# [EXERCISE BRIEF]
Copy out every line in the entries below that includes "name".

┌────────

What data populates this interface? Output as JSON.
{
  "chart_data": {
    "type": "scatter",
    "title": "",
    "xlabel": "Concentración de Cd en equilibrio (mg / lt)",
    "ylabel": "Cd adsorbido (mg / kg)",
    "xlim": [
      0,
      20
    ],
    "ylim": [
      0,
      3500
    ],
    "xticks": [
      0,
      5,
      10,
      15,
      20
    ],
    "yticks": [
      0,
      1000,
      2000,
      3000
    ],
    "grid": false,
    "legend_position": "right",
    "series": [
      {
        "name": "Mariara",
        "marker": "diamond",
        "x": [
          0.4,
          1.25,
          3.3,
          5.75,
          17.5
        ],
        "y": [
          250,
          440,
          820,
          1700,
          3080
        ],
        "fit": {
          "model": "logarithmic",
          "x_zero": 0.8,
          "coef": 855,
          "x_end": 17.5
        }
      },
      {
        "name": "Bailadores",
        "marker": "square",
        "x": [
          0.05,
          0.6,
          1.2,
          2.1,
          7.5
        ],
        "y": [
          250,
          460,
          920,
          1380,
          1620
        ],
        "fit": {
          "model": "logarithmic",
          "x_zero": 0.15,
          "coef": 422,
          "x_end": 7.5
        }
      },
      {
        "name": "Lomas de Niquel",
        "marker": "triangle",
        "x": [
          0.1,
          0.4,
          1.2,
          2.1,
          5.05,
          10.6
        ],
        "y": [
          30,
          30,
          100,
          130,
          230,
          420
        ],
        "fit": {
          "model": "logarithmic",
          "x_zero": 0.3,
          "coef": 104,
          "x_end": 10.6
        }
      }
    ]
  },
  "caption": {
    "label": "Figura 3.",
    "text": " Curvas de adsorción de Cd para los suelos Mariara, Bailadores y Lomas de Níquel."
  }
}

└────────

# [TASK RESPONSE]
        "name": "Mariara",
        "name": "Bailadores",
        "name": "Lomas de Niquel",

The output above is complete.